EXERCISE OBJECTIVE:
Locate the line that contains "Parse this screenshot: output" in the data that follows. Copy it and every subsequent line to the end, exactly, excluding pictures.

----

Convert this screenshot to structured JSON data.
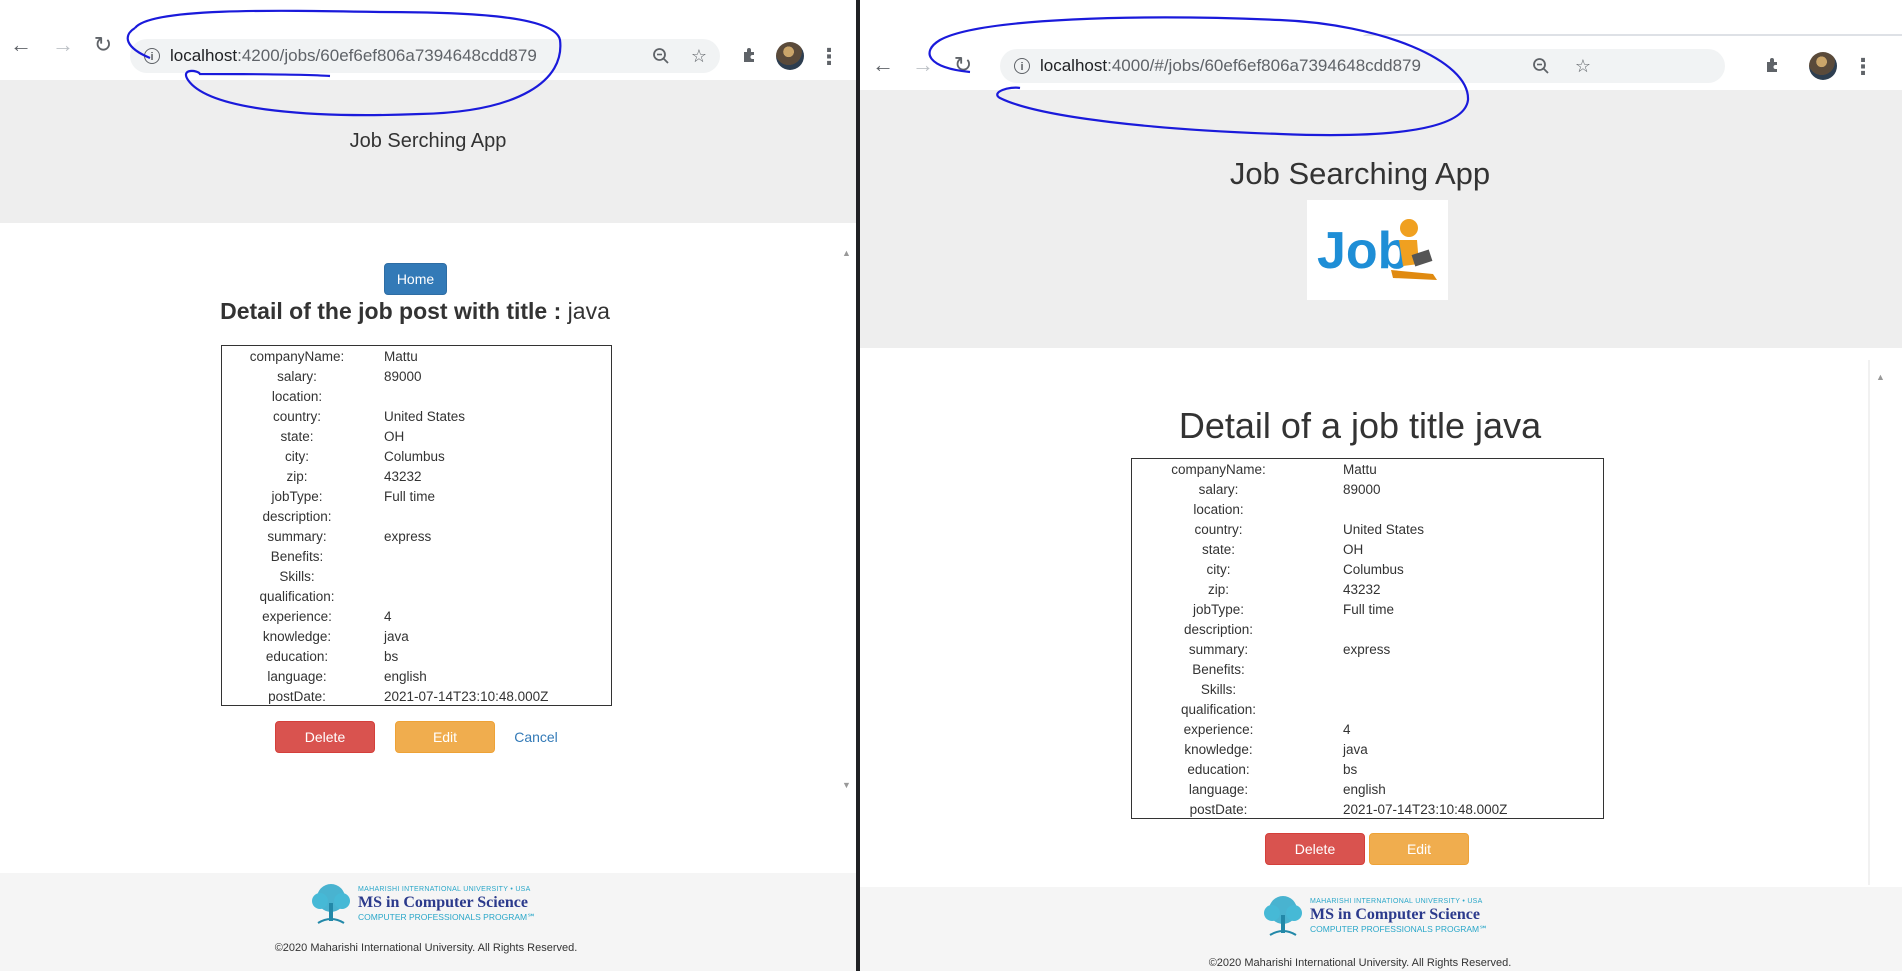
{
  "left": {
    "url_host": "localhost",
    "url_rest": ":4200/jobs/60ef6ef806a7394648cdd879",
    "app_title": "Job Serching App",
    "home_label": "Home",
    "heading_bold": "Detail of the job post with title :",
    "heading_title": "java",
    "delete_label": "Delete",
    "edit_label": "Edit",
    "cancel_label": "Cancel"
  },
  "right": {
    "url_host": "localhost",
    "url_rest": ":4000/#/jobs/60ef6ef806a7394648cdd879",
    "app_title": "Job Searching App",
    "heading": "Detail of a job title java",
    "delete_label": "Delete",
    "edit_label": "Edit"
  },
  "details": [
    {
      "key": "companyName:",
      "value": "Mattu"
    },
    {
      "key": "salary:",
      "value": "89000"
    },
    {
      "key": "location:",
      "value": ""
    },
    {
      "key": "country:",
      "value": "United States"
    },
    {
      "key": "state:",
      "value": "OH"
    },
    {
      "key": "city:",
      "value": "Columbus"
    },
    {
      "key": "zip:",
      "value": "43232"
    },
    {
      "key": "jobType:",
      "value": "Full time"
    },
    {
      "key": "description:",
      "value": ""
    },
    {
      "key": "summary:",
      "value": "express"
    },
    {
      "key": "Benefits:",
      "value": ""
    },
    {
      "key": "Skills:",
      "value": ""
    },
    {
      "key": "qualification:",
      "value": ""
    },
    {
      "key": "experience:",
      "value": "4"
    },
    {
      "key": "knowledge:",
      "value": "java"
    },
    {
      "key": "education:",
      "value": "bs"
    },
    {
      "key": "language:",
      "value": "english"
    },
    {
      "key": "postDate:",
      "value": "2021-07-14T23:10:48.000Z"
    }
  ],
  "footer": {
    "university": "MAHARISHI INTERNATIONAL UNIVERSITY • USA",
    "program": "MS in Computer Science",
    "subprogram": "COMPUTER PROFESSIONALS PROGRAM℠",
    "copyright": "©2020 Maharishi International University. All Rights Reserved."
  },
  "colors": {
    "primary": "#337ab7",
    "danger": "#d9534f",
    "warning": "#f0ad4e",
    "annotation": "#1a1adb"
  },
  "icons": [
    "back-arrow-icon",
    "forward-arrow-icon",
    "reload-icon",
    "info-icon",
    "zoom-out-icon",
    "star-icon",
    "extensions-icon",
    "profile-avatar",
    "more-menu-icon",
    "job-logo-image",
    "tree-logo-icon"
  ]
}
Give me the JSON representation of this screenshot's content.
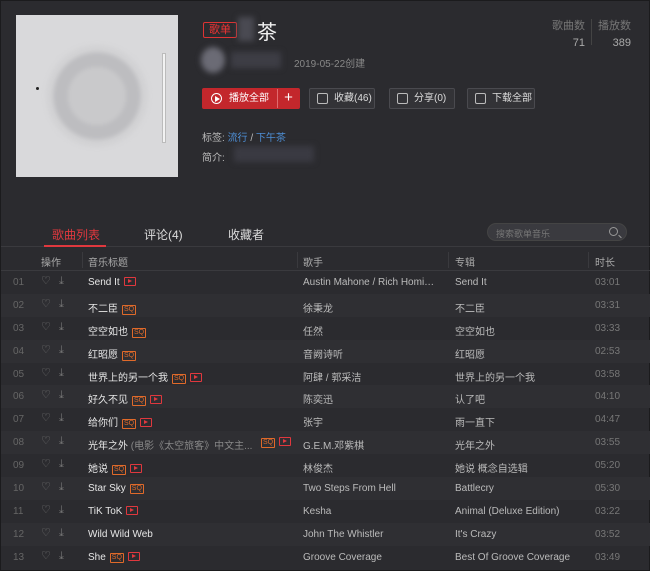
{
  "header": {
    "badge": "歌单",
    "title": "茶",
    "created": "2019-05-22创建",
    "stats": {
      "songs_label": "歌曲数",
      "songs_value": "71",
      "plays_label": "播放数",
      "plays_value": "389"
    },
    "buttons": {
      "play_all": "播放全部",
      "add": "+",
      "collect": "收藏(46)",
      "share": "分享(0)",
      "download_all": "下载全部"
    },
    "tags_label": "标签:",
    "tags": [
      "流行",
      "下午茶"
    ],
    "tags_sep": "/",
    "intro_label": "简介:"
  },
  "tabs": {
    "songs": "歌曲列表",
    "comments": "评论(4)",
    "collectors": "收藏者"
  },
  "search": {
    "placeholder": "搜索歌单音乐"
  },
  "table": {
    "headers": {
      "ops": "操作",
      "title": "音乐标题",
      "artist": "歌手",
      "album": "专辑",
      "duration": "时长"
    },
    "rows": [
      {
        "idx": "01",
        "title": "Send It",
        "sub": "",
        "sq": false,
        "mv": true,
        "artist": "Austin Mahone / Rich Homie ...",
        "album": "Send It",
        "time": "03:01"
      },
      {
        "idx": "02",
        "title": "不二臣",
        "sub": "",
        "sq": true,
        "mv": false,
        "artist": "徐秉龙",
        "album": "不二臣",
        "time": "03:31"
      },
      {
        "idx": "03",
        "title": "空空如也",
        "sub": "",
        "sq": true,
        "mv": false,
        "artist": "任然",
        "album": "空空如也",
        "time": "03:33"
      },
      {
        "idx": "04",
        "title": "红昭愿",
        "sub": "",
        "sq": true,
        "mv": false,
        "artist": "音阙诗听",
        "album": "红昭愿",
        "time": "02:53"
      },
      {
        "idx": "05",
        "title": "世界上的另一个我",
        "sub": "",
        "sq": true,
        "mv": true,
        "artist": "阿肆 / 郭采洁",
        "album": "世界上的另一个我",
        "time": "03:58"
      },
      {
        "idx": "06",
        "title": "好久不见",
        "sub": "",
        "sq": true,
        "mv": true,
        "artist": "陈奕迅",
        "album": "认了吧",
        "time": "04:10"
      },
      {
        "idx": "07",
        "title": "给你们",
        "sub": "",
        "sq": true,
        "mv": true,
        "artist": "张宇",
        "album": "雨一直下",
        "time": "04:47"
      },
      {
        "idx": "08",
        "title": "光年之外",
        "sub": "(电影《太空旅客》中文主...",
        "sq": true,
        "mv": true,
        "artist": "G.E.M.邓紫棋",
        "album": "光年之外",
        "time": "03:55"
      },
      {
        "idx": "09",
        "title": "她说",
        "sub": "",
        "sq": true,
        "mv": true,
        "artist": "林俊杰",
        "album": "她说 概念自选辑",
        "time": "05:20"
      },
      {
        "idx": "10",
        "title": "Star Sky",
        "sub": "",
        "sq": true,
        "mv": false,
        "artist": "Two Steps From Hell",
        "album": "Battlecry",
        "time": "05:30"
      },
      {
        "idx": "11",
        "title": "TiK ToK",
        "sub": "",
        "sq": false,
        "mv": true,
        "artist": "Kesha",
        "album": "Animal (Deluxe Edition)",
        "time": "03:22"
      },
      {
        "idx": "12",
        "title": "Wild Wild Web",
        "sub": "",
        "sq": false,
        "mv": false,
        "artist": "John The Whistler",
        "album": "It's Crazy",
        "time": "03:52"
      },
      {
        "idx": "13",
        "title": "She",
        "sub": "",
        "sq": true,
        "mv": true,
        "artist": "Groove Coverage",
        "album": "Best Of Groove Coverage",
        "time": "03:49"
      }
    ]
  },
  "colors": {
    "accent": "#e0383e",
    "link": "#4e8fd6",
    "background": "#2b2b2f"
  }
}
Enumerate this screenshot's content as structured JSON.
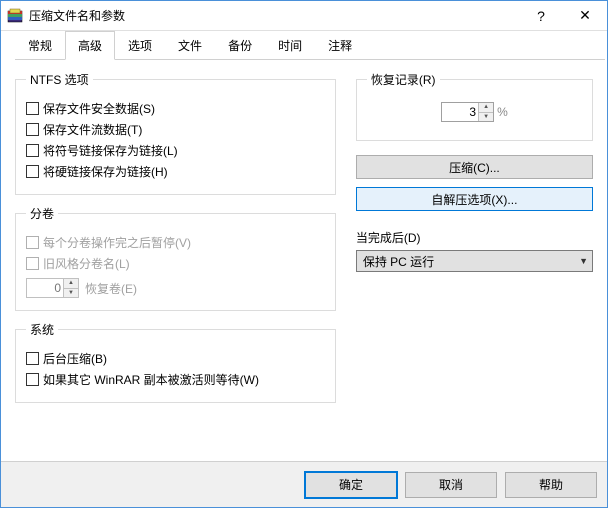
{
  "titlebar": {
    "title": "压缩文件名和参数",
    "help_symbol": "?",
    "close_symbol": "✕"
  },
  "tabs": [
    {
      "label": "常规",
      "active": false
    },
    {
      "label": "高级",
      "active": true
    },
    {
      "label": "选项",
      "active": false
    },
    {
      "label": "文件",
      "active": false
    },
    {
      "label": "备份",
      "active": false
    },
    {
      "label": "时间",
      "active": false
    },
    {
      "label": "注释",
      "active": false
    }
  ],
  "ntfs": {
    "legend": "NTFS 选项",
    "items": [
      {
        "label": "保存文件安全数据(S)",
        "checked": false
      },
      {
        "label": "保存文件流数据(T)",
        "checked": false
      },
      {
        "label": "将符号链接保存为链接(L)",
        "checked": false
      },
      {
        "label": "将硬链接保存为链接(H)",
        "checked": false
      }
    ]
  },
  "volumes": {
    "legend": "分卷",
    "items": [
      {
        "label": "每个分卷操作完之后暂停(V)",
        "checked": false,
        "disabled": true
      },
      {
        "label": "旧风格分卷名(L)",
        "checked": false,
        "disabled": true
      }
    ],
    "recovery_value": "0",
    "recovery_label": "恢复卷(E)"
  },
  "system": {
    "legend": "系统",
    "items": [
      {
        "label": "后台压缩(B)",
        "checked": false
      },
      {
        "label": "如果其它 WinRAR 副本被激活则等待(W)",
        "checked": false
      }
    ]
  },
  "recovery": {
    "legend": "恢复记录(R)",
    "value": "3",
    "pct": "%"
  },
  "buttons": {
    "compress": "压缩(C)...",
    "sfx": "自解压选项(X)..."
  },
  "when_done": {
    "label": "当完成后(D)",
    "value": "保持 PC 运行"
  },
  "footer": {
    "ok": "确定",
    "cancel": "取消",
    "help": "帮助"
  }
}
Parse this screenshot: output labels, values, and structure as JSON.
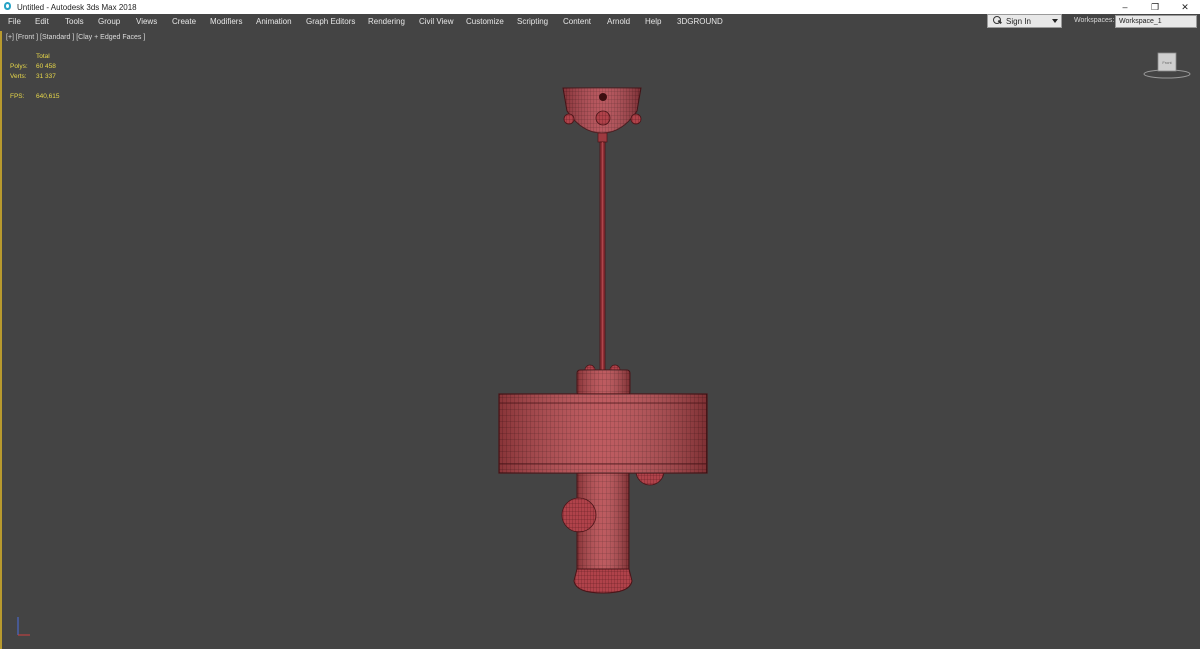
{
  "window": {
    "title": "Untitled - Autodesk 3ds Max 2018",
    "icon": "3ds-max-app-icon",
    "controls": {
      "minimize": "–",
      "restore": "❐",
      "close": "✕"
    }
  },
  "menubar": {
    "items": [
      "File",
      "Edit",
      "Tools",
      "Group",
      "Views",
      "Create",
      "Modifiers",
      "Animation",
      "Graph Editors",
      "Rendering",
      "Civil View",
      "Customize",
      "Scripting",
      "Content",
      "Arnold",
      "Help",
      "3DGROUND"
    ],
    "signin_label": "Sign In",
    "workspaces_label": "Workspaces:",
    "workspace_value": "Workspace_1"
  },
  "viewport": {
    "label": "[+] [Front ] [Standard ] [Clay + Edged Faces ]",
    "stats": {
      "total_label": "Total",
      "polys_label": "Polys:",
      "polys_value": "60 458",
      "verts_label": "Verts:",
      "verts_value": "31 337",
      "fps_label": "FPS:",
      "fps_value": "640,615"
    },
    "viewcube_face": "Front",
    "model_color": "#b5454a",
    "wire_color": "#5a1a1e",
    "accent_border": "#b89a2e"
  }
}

----

OUTPUT FOR THIS TASK:
Parse this screenshot: output labels, values, and structure as JSON.
{
  "window": {
    "title": "Untitled - Autodesk 3ds Max 2018",
    "icon": "3ds-max-app-icon",
    "controls": {
      "minimize": "–",
      "restore": "❐",
      "close": "✕"
    }
  },
  "menubar": {
    "items": [
      "File",
      "Edit",
      "Tools",
      "Group",
      "Views",
      "Create",
      "Modifiers",
      "Animation",
      "Graph Editors",
      "Rendering",
      "Civil View",
      "Customize",
      "Scripting",
      "Content",
      "Arnold",
      "Help",
      "3DGROUND"
    ],
    "signin_label": "Sign In",
    "workspaces_label": "Workspaces:",
    "workspace_value": "Workspace_1"
  },
  "viewport": {
    "label": "[+] [Front ] [Standard ] [Clay + Edged Faces ]",
    "stats": {
      "total_label": "Total",
      "polys_label": "Polys:",
      "polys_value": "60 458",
      "verts_label": "Verts:",
      "verts_value": "31 337",
      "fps_label": "FPS:",
      "fps_value": "640,615"
    },
    "viewcube_face": "Front",
    "model_color": "#b5454a",
    "wire_color": "#5a1a1e",
    "accent_border": "#b89a2e"
  }
}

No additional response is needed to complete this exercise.